------ TASK INPUT ------

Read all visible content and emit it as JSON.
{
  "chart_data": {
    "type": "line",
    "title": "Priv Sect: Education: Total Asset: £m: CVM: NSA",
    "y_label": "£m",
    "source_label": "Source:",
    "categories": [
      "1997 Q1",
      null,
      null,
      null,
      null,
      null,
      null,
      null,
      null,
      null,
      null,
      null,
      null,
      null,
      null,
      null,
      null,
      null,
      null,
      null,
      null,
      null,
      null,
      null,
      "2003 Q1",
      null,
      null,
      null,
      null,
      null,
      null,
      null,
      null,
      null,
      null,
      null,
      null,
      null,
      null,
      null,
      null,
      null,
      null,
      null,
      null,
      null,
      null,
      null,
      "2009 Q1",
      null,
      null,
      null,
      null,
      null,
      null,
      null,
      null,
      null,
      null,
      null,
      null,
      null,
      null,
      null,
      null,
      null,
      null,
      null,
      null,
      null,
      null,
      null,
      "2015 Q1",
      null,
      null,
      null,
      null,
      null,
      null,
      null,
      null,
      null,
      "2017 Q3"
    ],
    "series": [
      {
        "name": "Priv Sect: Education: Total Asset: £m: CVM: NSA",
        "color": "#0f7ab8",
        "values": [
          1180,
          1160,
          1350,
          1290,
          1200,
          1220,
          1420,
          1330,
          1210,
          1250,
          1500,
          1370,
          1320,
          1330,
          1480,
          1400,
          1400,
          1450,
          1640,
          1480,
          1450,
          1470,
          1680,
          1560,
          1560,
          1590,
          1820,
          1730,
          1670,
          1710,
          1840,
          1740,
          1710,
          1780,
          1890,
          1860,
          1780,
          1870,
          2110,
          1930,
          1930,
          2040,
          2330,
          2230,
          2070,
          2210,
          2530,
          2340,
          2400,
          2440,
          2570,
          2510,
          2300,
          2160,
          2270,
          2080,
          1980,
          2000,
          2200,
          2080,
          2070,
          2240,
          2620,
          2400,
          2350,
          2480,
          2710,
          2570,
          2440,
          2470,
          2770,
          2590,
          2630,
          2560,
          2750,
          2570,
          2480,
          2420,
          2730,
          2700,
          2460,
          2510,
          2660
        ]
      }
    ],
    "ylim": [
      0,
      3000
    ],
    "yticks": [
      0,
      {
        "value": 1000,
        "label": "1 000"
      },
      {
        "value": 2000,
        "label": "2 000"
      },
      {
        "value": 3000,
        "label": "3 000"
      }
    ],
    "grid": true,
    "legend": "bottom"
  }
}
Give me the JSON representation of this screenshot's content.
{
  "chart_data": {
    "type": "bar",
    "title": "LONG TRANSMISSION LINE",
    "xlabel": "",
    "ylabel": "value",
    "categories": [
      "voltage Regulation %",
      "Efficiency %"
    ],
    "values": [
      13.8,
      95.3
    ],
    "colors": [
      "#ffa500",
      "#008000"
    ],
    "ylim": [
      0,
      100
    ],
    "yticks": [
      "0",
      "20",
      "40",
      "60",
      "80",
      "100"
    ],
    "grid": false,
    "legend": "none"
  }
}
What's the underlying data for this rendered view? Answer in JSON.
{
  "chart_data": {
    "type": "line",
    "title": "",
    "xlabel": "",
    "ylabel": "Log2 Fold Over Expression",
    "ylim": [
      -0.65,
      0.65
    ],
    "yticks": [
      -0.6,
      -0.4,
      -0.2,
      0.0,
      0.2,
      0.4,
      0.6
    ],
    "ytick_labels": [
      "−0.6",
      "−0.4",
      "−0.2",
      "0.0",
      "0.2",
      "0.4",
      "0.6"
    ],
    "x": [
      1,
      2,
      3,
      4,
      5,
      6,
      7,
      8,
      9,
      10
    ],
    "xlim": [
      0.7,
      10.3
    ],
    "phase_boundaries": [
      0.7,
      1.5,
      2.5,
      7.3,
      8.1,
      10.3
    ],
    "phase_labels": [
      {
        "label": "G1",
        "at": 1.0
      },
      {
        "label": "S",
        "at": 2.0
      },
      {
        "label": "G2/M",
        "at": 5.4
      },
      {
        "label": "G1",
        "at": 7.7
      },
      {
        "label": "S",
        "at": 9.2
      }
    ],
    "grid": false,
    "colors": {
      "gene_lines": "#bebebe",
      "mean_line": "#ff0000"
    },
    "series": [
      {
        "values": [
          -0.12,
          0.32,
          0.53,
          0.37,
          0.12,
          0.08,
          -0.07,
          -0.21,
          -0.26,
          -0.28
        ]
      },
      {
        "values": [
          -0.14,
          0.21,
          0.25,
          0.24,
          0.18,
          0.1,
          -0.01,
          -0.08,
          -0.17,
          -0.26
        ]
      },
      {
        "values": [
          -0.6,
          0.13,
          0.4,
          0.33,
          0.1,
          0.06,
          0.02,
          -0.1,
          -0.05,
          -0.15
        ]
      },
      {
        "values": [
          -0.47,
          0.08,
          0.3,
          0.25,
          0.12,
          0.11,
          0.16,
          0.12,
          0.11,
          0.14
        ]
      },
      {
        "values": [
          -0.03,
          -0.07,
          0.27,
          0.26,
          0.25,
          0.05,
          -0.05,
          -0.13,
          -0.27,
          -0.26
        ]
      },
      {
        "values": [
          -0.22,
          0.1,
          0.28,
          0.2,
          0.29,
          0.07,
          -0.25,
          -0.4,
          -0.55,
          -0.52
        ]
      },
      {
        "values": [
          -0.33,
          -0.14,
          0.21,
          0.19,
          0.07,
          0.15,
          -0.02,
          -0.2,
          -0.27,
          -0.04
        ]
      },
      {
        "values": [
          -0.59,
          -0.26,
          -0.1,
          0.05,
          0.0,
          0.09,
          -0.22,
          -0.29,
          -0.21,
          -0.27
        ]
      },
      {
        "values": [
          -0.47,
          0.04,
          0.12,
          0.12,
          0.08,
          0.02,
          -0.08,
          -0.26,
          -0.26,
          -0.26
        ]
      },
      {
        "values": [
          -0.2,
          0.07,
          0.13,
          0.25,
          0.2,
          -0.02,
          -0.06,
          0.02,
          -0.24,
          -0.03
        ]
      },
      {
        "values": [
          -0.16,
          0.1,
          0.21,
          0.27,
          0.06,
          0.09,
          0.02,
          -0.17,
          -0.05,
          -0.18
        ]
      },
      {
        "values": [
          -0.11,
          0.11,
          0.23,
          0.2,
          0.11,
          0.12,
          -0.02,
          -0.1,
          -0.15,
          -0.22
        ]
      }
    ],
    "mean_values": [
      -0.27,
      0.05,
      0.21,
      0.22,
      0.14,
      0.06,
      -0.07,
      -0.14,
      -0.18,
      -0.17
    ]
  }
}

------

TASK TO COMPLETE:
Reproduce all of the data exactly as given.

EXERCISE OUTPUT:
Read all visible content and emit it as JSON.
{
  "chart_data": {
    "type": "line",
    "title": "Priv Sect: Education: Total Asset: £m: CVM: NSA",
    "y_label": "£m",
    "source_label": "Source:",
    "categories": [
      "1997 Q1",
      null,
      null,
      null,
      null,
      null,
      null,
      null,
      null,
      null,
      null,
      null,
      null,
      null,
      null,
      null,
      null,
      null,
      null,
      null,
      null,
      null,
      null,
      null,
      "2003 Q1",
      null,
      null,
      null,
      null,
      null,
      null,
      null,
      null,
      null,
      null,
      null,
      null,
      null,
      null,
      null,
      null,
      null,
      null,
      null,
      null,
      null,
      null,
      null,
      "2009 Q1",
      null,
      null,
      null,
      null,
      null,
      null,
      null,
      null,
      null,
      null,
      null,
      null,
      null,
      null,
      null,
      null,
      null,
      null,
      null,
      null,
      null,
      null,
      null,
      "2015 Q1",
      null,
      null,
      null,
      null,
      null,
      null,
      null,
      null,
      null,
      "2017 Q3"
    ],
    "series": [
      {
        "name": "Priv Sect: Education: Total Asset: £m: CVM: NSA",
        "color": "#0f7ab8",
        "values": [
          1180,
          1160,
          1350,
          1290,
          1200,
          1220,
          1420,
          1330,
          1210,
          1250,
          1500,
          1370,
          1320,
          1330,
          1480,
          1400,
          1400,
          1450,
          1640,
          1480,
          1450,
          1470,
          1680,
          1560,
          1560,
          1590,
          1820,
          1730,
          1670,
          1710,
          1840,
          1740,
          1710,
          1780,
          1890,
          1860,
          1780,
          1870,
          2110,
          1930,
          1930,
          2040,
          2330,
          2230,
          2070,
          2210,
          2530,
          2340,
          2400,
          2440,
          2570,
          2510,
          2300,
          2160,
          2270,
          2080,
          1980,
          2000,
          2200,
          2080,
          2070,
          2240,
          2620,
          2400,
          2350,
          2480,
          2710,
          2570,
          2440,
          2470,
          2770,
          2590,
          2630,
          2560,
          2750,
          2570,
          2480,
          2420,
          2730,
          2700,
          2460,
          2510,
          2660
        ]
      }
    ],
    "ylim": [
      0,
      3000
    ],
    "yticks": [
      0,
      {
        "value": 1000,
        "label": "1 000"
      },
      {
        "value": 2000,
        "label": "2 000"
      },
      {
        "value": 3000,
        "label": "3 000"
      }
    ],
    "grid": true,
    "legend": "bottom"
  }
}
Give me the JSON representation of this screenshot's content.
{
  "chart_data": {
    "type": "bar",
    "title": "LONG TRANSMISSION LINE",
    "xlabel": "",
    "ylabel": "value",
    "categories": [
      "voltage Regulation %",
      "Efficiency %"
    ],
    "values": [
      13.8,
      95.3
    ],
    "colors": [
      "#ffa500",
      "#008000"
    ],
    "ylim": [
      0,
      100
    ],
    "yticks": [
      "0",
      "20",
      "40",
      "60",
      "80",
      "100"
    ],
    "grid": false,
    "legend": "none"
  }
}
What's the underlying data for this rendered view? Answer in JSON.
{
  "chart_data": {
    "type": "line",
    "title": "",
    "xlabel": "",
    "ylabel": "Log2 Fold Over Expression",
    "ylim": [
      -0.65,
      0.65
    ],
    "yticks": [
      -0.6,
      -0.4,
      -0.2,
      0.0,
      0.2,
      0.4,
      0.6
    ],
    "ytick_labels": [
      "−0.6",
      "−0.4",
      "−0.2",
      "0.0",
      "0.2",
      "0.4",
      "0.6"
    ],
    "x": [
      1,
      2,
      3,
      4,
      5,
      6,
      7,
      8,
      9,
      10
    ],
    "xlim": [
      0.7,
      10.3
    ],
    "phase_boundaries": [
      0.7,
      1.5,
      2.5,
      7.3,
      8.1,
      10.3
    ],
    "phase_labels": [
      {
        "label": "G1",
        "at": 1.0
      },
      {
        "label": "S",
        "at": 2.0
      },
      {
        "label": "G2/M",
        "at": 5.4
      },
      {
        "label": "G1",
        "at": 7.7
      },
      {
        "label": "S",
        "at": 9.2
      }
    ],
    "grid": false,
    "colors": {
      "gene_lines": "#bebebe",
      "mean_line": "#ff0000"
    },
    "series": [
      {
        "values": [
          -0.12,
          0.32,
          0.53,
          0.37,
          0.12,
          0.08,
          -0.07,
          -0.21,
          -0.26,
          -0.28
        ]
      },
      {
        "values": [
          -0.14,
          0.21,
          0.25,
          0.24,
          0.18,
          0.1,
          -0.01,
          -0.08,
          -0.17,
          -0.26
        ]
      },
      {
        "values": [
          -0.6,
          0.13,
          0.4,
          0.33,
          0.1,
          0.06,
          0.02,
          -0.1,
          -0.05,
          -0.15
        ]
      },
      {
        "values": [
          -0.47,
          0.08,
          0.3,
          0.25,
          0.12,
          0.11,
          0.16,
          0.12,
          0.11,
          0.14
        ]
      },
      {
        "values": [
          -0.03,
          -0.07,
          0.27,
          0.26,
          0.25,
          0.05,
          -0.05,
          -0.13,
          -0.27,
          -0.26
        ]
      },
      {
        "values": [
          -0.22,
          0.1,
          0.28,
          0.2,
          0.29,
          0.07,
          -0.25,
          -0.4,
          -0.55,
          -0.52
        ]
      },
      {
        "values": [
          -0.33,
          -0.14,
          0.21,
          0.19,
          0.07,
          0.15,
          -0.02,
          -0.2,
          -0.27,
          -0.04
        ]
      },
      {
        "values": [
          -0.59,
          -0.26,
          -0.1,
          0.05,
          0.0,
          0.09,
          -0.22,
          -0.29,
          -0.21,
          -0.27
        ]
      },
      {
        "values": [
          -0.47,
          0.04,
          0.12,
          0.12,
          0.08,
          0.02,
          -0.08,
          -0.26,
          -0.26,
          -0.26
        ]
      },
      {
        "values": [
          -0.2,
          0.07,
          0.13,
          0.25,
          0.2,
          -0.02,
          -0.06,
          0.02,
          -0.24,
          -0.03
        ]
      },
      {
        "values": [
          -0.16,
          0.1,
          0.21,
          0.27,
          0.06,
          0.09,
          0.02,
          -0.17,
          -0.05,
          -0.18
        ]
      },
      {
        "values": [
          -0.11,
          0.11,
          0.23,
          0.2,
          0.11,
          0.12,
          -0.02,
          -0.1,
          -0.15,
          -0.22
        ]
      }
    ],
    "mean_values": [
      -0.27,
      0.05,
      0.21,
      0.22,
      0.14,
      0.06,
      -0.07,
      -0.14,
      -0.18,
      -0.17
    ]
  }
}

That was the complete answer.